Dataset entries:
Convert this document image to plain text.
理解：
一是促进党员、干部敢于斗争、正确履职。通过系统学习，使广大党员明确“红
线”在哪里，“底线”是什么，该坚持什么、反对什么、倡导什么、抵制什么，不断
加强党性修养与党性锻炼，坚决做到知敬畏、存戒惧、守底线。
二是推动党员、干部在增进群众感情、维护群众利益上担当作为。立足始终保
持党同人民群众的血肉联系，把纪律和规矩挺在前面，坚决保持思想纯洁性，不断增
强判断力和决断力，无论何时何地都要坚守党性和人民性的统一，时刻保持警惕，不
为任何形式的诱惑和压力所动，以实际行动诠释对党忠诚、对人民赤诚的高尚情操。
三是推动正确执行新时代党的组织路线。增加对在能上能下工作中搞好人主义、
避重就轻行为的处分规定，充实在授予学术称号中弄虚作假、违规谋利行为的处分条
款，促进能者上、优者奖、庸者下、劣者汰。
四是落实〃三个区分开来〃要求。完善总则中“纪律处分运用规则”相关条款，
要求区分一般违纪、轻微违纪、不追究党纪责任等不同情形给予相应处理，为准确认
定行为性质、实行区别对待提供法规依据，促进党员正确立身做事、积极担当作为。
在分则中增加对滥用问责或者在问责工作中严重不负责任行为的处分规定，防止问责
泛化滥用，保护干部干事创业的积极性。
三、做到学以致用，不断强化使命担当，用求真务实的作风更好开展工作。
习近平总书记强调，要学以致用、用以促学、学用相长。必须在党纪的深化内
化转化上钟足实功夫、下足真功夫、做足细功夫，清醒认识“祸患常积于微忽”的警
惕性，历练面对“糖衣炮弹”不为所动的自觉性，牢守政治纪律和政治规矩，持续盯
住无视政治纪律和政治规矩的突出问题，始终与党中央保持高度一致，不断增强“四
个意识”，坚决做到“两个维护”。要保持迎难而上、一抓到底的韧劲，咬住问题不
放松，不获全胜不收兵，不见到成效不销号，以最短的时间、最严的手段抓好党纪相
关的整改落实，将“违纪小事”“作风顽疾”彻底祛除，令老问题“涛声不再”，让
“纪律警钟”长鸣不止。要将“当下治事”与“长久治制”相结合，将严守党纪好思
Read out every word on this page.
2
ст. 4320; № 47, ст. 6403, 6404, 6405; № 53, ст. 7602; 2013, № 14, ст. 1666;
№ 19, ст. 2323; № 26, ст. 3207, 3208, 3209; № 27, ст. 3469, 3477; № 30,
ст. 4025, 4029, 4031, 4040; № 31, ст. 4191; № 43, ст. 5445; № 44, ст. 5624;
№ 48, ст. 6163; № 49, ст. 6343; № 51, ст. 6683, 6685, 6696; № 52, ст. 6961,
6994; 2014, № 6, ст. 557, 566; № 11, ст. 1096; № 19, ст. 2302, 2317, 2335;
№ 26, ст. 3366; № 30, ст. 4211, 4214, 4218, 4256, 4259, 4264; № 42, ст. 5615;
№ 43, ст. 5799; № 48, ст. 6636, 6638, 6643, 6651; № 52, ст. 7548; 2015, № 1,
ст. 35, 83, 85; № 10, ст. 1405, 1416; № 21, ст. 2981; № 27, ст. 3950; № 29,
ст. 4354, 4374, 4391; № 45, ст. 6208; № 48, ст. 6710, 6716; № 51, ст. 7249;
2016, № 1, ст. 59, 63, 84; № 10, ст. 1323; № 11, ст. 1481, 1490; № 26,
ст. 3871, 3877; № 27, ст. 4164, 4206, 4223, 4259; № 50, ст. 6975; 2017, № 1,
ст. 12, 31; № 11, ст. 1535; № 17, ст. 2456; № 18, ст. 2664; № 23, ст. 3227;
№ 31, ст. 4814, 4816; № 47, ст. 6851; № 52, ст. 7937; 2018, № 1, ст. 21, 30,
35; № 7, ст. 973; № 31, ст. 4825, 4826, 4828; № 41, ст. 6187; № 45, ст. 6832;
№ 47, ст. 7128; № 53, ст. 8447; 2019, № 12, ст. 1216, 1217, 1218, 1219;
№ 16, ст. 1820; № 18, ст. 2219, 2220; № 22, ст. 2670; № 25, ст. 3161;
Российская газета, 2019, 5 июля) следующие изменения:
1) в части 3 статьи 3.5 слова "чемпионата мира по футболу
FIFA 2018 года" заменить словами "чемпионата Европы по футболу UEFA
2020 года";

Your task -> Write out every line exactly as it stands.

Solution to this exercise ->
Convert this document image to plain text.
理解：
一是促进党员、干部敢于斗争、正确履职。通过系统学习，使广大党员明确“红
线”在哪里，“底线”是什么，该坚持什么、反对什么、倡导什么、抵制什么，不断
加强党性修养与党性锻炼，坚决做到知敬畏、存戒惧、守底线。
二是推动党员、干部在增进群众感情、维护群众利益上担当作为。立足始终保
持党同人民群众的血肉联系，把纪律和规矩挺在前面，坚决保持思想纯洁性，不断增
强判断力和决断力，无论何时何地都要坚守党性和人民性的统一，时刻保持警惕，不
为任何形式的诱惑和压力所动，以实际行动诠释对党忠诚、对人民赤诚的高尚情操。
三是推动正确执行新时代党的组织路线。增加对在能上能下工作中搞好人主义、
避重就轻行为的处分规定，充实在授予学术称号中弄虚作假、违规谋利行为的处分条
款，促进能者上、优者奖、庸者下、劣者汰。
四是落实〃三个区分开来〃要求。完善总则中“纪律处分运用规则”相关条款，
要求区分一般违纪、轻微违纪、不追究党纪责任等不同情形给予相应处理，为准确认
定行为性质、实行区别对待提供法规依据，促进党员正确立身做事、积极担当作为。
在分则中增加对滥用问责或者在问责工作中严重不负责任行为的处分规定，防止问责
泛化滥用，保护干部干事创业的积极性。
三、做到学以致用，不断强化使命担当，用求真务实的作风更好开展工作。
习近平总书记强调，要学以致用、用以促学、学用相长。必须在党纪的深化内
化转化上钟足实功夫、下足真功夫、做足细功夫，清醒认识“祸患常积于微忽”的警
惕性，历练面对“糖衣炮弹”不为所动的自觉性，牢守政治纪律和政治规矩，持续盯
住无视政治纪律和政治规矩的突出问题，始终与党中央保持高度一致，不断增强“四
个意识”，坚决做到“两个维护”。要保持迎难而上、一抓到底的韧劲，咬住问题不
放松，不获全胜不收兵，不见到成效不销号，以最短的时间、最严的手段抓好党纪相
关的整改落实，将“违纪小事”“作风顽疾”彻底祛除，令老问题“涛声不再”，让
“纪律警钟”长鸣不止。要将“当下治事”与“长久治制”相结合，将严守党纪好思
Read out every word on this page.
2
ст. 4320; № 47, ст. 6403, 6404, 6405; № 53, ст. 7602; 2013, № 14, ст. 1666;
№ 19, ст. 2323; № 26, ст. 3207, 3208, 3209; № 27, ст. 3469, 3477; № 30,
ст. 4025, 4029, 4031, 4040; № 31, ст. 4191; № 43, ст. 5445; № 44, ст. 5624;
№ 48, ст. 6163; № 49, ст. 6343; № 51, ст. 6683, 6685, 6696; № 52, ст. 6961,
6994; 2014, № 6, ст. 557, 566; № 11, ст. 1096; № 19, ст. 2302, 2317, 2335;
№ 26, ст. 3366; № 30, ст. 4211, 4214, 4218, 4256, 4259, 4264; № 42, ст. 5615;
№ 43, ст. 5799; № 48, ст. 6636, 6638, 6643, 6651; № 52, ст. 7548; 2015, № 1,
ст. 35, 83, 85; № 10, ст. 1405, 1416; № 21, ст. 2981; № 27, ст. 3950; № 29,
ст. 4354, 4374, 4391; № 45, ст. 6208; № 48, ст. 6710, 6716; № 51, ст. 7249;
2016, № 1, ст. 59, 63, 84; № 10, ст. 1323; № 11, ст. 1481, 1490; № 26,
ст. 3871, 3877; № 27, ст. 4164, 4206, 4223, 4259; № 50, ст. 6975; 2017, № 1,
ст. 12, 31; № 11, ст. 1535; № 17, ст. 2456; № 18, ст. 2664; № 23, ст. 3227;
№ 31, ст. 4814, 4816; № 47, ст. 6851; № 52, ст. 7937; 2018, № 1, ст. 21, 30,
35; № 7, ст. 973; № 31, ст. 4825, 4826, 4828; № 41, ст. 6187; № 45, ст. 6832;
№ 47, ст. 7128; № 53, ст. 8447; 2019, № 12, ст. 1216, 1217, 1218, 1219;
№ 16, ст. 1820; № 18, ст. 2219, 2220; № 22, ст. 2670; № 25, ст. 3161;
Российская газета, 2019, 5 июля) следующие изменения:
1) в части 3 статьи 3.5 слова "чемпионата мира по футболу
FIFA 2018 года" заменить словами "чемпионата Европы по футболу UEFA
2020 года";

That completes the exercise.